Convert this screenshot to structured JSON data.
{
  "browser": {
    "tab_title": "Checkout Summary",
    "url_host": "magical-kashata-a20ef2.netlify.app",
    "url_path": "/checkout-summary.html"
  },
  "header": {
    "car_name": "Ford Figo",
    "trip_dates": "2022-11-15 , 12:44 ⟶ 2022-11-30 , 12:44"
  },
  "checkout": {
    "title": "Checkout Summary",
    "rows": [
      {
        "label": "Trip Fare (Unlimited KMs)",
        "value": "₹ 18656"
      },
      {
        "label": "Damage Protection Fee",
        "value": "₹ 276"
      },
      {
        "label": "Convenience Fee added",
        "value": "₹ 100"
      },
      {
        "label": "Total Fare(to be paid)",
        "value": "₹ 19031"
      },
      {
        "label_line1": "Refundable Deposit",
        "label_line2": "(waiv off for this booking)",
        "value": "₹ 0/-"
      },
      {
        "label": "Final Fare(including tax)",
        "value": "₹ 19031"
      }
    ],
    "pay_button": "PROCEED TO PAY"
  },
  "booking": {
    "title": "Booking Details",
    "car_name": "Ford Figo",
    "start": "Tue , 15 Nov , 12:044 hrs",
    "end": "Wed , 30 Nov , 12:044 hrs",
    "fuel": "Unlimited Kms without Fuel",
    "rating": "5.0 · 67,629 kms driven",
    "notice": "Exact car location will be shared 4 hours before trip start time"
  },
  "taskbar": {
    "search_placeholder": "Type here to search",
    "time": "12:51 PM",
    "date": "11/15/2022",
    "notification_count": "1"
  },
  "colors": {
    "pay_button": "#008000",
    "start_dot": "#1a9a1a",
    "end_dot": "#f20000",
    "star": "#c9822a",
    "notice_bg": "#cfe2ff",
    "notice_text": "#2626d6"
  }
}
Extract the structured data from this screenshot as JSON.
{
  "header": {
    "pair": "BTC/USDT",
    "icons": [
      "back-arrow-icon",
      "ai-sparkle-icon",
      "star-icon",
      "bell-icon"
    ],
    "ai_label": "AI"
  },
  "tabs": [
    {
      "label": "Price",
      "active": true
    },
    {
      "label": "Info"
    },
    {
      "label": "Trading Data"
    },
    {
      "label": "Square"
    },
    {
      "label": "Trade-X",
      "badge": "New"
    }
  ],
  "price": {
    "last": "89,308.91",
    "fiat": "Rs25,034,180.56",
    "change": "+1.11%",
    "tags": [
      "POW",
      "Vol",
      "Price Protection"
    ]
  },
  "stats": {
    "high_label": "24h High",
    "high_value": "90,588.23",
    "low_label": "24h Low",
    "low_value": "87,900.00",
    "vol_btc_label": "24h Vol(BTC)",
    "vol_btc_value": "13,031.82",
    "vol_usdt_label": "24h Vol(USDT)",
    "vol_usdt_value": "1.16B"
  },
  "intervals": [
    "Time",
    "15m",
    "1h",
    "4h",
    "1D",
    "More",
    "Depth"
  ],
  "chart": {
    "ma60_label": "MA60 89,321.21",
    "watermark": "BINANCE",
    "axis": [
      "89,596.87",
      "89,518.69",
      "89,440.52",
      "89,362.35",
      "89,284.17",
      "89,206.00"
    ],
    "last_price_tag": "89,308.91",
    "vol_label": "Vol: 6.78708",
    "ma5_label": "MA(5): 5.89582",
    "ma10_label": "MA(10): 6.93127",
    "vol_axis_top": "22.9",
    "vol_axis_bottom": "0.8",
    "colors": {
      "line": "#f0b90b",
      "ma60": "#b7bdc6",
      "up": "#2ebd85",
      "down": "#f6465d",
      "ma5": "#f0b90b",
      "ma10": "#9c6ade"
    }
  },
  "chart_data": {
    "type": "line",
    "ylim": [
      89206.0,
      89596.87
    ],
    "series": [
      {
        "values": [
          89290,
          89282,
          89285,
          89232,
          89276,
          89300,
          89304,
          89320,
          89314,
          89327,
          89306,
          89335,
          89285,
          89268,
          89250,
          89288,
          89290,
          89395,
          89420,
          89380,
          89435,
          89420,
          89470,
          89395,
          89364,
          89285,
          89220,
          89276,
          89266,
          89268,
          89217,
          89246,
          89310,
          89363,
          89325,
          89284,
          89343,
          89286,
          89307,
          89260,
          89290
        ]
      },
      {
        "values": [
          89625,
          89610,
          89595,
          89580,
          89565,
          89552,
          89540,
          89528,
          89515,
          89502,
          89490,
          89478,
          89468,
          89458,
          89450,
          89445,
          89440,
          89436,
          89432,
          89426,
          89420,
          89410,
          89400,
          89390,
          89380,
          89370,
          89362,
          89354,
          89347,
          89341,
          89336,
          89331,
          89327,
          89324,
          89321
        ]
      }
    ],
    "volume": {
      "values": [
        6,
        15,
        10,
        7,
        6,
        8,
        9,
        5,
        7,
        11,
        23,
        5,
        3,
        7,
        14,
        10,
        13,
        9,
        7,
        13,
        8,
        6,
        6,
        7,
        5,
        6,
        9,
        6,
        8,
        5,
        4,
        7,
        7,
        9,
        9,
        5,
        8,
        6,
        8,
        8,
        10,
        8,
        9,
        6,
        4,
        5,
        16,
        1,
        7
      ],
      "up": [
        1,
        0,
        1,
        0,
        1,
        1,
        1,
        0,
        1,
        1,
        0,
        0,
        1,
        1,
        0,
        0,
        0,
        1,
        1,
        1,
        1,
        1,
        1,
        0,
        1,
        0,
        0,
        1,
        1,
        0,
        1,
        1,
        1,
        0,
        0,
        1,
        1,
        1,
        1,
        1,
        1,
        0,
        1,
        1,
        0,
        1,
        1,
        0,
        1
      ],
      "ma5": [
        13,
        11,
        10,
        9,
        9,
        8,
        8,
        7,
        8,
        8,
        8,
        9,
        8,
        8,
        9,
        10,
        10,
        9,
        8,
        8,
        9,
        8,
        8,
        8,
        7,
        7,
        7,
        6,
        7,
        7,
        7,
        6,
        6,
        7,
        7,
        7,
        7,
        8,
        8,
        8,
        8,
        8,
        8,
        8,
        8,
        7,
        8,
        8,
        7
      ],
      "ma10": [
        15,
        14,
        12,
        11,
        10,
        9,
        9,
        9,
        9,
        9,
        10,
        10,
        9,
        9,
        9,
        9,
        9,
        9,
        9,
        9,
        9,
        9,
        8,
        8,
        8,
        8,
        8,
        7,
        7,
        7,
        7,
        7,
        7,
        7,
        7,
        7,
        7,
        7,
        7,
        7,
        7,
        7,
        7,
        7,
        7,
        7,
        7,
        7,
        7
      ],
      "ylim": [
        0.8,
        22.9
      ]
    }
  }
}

----------------------------------------

WHAT THE TASK REQUIRES:
Give the entries once more, exactly as they appear.

FINISHED EXERCISE:
Convert this screenshot to structured JSON data.
{
  "browser": {
    "tab_title": "Checkout Summary",
    "url_host": "magical-kashata-a20ef2.netlify.app",
    "url_path": "/checkout-summary.html"
  },
  "header": {
    "car_name": "Ford Figo",
    "trip_dates": "2022-11-15 , 12:44 ⟶ 2022-11-30 , 12:44"
  },
  "checkout": {
    "title": "Checkout Summary",
    "rows": [
      {
        "label": "Trip Fare (Unlimited KMs)",
        "value": "₹ 18656"
      },
      {
        "label": "Damage Protection Fee",
        "value": "₹ 276"
      },
      {
        "label": "Convenience Fee added",
        "value": "₹ 100"
      },
      {
        "label": "Total Fare(to be paid)",
        "value": "₹ 19031"
      },
      {
        "label_line1": "Refundable Deposit",
        "label_line2": "(waiv off for this booking)",
        "value": "₹ 0/-"
      },
      {
        "label": "Final Fare(including tax)",
        "value": "₹ 19031"
      }
    ],
    "pay_button": "PROCEED TO PAY"
  },
  "booking": {
    "title": "Booking Details",
    "car_name": "Ford Figo",
    "start": "Tue , 15 Nov , 12:044 hrs",
    "end": "Wed , 30 Nov , 12:044 hrs",
    "fuel": "Unlimited Kms without Fuel",
    "rating": "5.0 · 67,629 kms driven",
    "notice": "Exact car location will be shared 4 hours before trip start time"
  },
  "taskbar": {
    "search_placeholder": "Type here to search",
    "time": "12:51 PM",
    "date": "11/15/2022",
    "notification_count": "1"
  },
  "colors": {
    "pay_button": "#008000",
    "start_dot": "#1a9a1a",
    "end_dot": "#f20000",
    "star": "#c9822a",
    "notice_bg": "#cfe2ff",
    "notice_text": "#2626d6"
  }
}
Extract the structured data from this screenshot as JSON.
{
  "header": {
    "pair": "BTC/USDT",
    "icons": [
      "back-arrow-icon",
      "ai-sparkle-icon",
      "star-icon",
      "bell-icon"
    ],
    "ai_label": "AI"
  },
  "tabs": [
    {
      "label": "Price",
      "active": true
    },
    {
      "label": "Info"
    },
    {
      "label": "Trading Data"
    },
    {
      "label": "Square"
    },
    {
      "label": "Trade-X",
      "badge": "New"
    }
  ],
  "price": {
    "last": "89,308.91",
    "fiat": "Rs25,034,180.56",
    "change": "+1.11%",
    "tags": [
      "POW",
      "Vol",
      "Price Protection"
    ]
  },
  "stats": {
    "high_label": "24h High",
    "high_value": "90,588.23",
    "low_label": "24h Low",
    "low_value": "87,900.00",
    "vol_btc_label": "24h Vol(BTC)",
    "vol_btc_value": "13,031.82",
    "vol_usdt_label": "24h Vol(USDT)",
    "vol_usdt_value": "1.16B"
  },
  "intervals": [
    "Time",
    "15m",
    "1h",
    "4h",
    "1D",
    "More",
    "Depth"
  ],
  "chart": {
    "ma60_label": "MA60 89,321.21",
    "watermark": "BINANCE",
    "axis": [
      "89,596.87",
      "89,518.69",
      "89,440.52",
      "89,362.35",
      "89,284.17",
      "89,206.00"
    ],
    "last_price_tag": "89,308.91",
    "vol_label": "Vol: 6.78708",
    "ma5_label": "MA(5): 5.89582",
    "ma10_label": "MA(10): 6.93127",
    "vol_axis_top": "22.9",
    "vol_axis_bottom": "0.8",
    "colors": {
      "line": "#f0b90b",
      "ma60": "#b7bdc6",
      "up": "#2ebd85",
      "down": "#f6465d",
      "ma5": "#f0b90b",
      "ma10": "#9c6ade"
    }
  },
  "chart_data": {
    "type": "line",
    "ylim": [
      89206.0,
      89596.87
    ],
    "series": [
      {
        "values": [
          89290,
          89282,
          89285,
          89232,
          89276,
          89300,
          89304,
          89320,
          89314,
          89327,
          89306,
          89335,
          89285,
          89268,
          89250,
          89288,
          89290,
          89395,
          89420,
          89380,
          89435,
          89420,
          89470,
          89395,
          89364,
          89285,
          89220,
          89276,
          89266,
          89268,
          89217,
          89246,
          89310,
          89363,
          89325,
          89284,
          89343,
          89286,
          89307,
          89260,
          89290
        ]
      },
      {
        "values": [
          89625,
          89610,
          89595,
          89580,
          89565,
          89552,
          89540,
          89528,
          89515,
          89502,
          89490,
          89478,
          89468,
          89458,
          89450,
          89445,
          89440,
          89436,
          89432,
          89426,
          89420,
          89410,
          89400,
          89390,
          89380,
          89370,
          89362,
          89354,
          89347,
          89341,
          89336,
          89331,
          89327,
          89324,
          89321
        ]
      }
    ],
    "volume": {
      "values": [
        6,
        15,
        10,
        7,
        6,
        8,
        9,
        5,
        7,
        11,
        23,
        5,
        3,
        7,
        14,
        10,
        13,
        9,
        7,
        13,
        8,
        6,
        6,
        7,
        5,
        6,
        9,
        6,
        8,
        5,
        4,
        7,
        7,
        9,
        9,
        5,
        8,
        6,
        8,
        8,
        10,
        8,
        9,
        6,
        4,
        5,
        16,
        1,
        7
      ],
      "up": [
        1,
        0,
        1,
        0,
        1,
        1,
        1,
        0,
        1,
        1,
        0,
        0,
        1,
        1,
        0,
        0,
        0,
        1,
        1,
        1,
        1,
        1,
        1,
        0,
        1,
        0,
        0,
        1,
        1,
        0,
        1,
        1,
        1,
        0,
        0,
        1,
        1,
        1,
        1,
        1,
        1,
        0,
        1,
        1,
        0,
        1,
        1,
        0,
        1
      ],
      "ma5": [
        13,
        11,
        10,
        9,
        9,
        8,
        8,
        7,
        8,
        8,
        8,
        9,
        8,
        8,
        9,
        10,
        10,
        9,
        8,
        8,
        9,
        8,
        8,
        8,
        7,
        7,
        7,
        6,
        7,
        7,
        7,
        6,
        6,
        7,
        7,
        7,
        7,
        8,
        8,
        8,
        8,
        8,
        8,
        8,
        8,
        7,
        8,
        8,
        7
      ],
      "ma10": [
        15,
        14,
        12,
        11,
        10,
        9,
        9,
        9,
        9,
        9,
        10,
        10,
        9,
        9,
        9,
        9,
        9,
        9,
        9,
        9,
        9,
        9,
        8,
        8,
        8,
        8,
        8,
        7,
        7,
        7,
        7,
        7,
        7,
        7,
        7,
        7,
        7,
        7,
        7,
        7,
        7,
        7,
        7,
        7,
        7,
        7,
        7,
        7,
        7
      ],
      "ylim": [
        0.8,
        22.9
      ]
    }
  }
}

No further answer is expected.